* Short exercise:
In the entries below, how many lines hold the string "this"? Give only the number.

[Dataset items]
** Start **

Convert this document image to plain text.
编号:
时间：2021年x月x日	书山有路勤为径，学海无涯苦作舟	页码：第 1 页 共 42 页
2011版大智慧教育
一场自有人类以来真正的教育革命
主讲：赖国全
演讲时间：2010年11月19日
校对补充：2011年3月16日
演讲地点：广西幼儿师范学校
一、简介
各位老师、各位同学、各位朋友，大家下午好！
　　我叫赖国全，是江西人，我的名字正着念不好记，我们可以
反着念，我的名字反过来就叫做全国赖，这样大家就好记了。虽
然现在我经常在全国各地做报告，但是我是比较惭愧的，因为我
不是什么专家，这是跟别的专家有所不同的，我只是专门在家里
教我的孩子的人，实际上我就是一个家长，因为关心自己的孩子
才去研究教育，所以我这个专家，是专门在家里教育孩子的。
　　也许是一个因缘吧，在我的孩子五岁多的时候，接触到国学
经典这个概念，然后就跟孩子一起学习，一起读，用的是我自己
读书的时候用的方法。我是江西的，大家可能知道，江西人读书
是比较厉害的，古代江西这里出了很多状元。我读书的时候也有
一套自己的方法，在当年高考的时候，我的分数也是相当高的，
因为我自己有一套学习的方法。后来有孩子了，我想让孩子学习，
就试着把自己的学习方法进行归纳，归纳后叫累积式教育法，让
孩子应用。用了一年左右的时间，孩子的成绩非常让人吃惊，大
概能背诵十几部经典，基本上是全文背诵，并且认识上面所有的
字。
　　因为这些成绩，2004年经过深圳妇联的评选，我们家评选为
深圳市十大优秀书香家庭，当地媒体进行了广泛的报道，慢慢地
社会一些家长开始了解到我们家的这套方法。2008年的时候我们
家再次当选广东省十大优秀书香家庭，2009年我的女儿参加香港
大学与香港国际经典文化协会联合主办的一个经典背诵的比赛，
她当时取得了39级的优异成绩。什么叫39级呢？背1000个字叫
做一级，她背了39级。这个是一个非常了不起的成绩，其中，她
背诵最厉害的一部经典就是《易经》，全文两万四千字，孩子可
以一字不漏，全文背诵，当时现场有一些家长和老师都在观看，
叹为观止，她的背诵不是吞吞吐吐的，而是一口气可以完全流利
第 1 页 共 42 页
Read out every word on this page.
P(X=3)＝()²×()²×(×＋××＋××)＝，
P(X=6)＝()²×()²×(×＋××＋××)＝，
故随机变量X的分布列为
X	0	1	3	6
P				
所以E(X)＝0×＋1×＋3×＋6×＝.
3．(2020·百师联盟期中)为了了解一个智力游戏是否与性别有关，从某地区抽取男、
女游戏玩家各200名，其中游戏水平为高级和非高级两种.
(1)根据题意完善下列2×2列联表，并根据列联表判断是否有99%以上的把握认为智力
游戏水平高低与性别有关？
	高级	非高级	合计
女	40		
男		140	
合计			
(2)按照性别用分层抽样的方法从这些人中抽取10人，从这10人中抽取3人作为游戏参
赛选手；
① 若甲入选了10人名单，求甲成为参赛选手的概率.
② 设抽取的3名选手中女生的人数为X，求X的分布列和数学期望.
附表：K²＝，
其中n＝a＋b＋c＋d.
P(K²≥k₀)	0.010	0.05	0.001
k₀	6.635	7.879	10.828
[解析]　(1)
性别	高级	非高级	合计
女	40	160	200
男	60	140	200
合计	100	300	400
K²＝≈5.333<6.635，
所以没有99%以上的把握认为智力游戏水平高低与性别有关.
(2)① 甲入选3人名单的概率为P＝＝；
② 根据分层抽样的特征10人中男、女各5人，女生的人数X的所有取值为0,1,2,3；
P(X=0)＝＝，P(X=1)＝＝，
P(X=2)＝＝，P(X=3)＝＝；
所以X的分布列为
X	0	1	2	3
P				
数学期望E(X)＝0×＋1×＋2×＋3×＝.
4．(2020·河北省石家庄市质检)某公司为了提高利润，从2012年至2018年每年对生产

** End **

* Full output:
2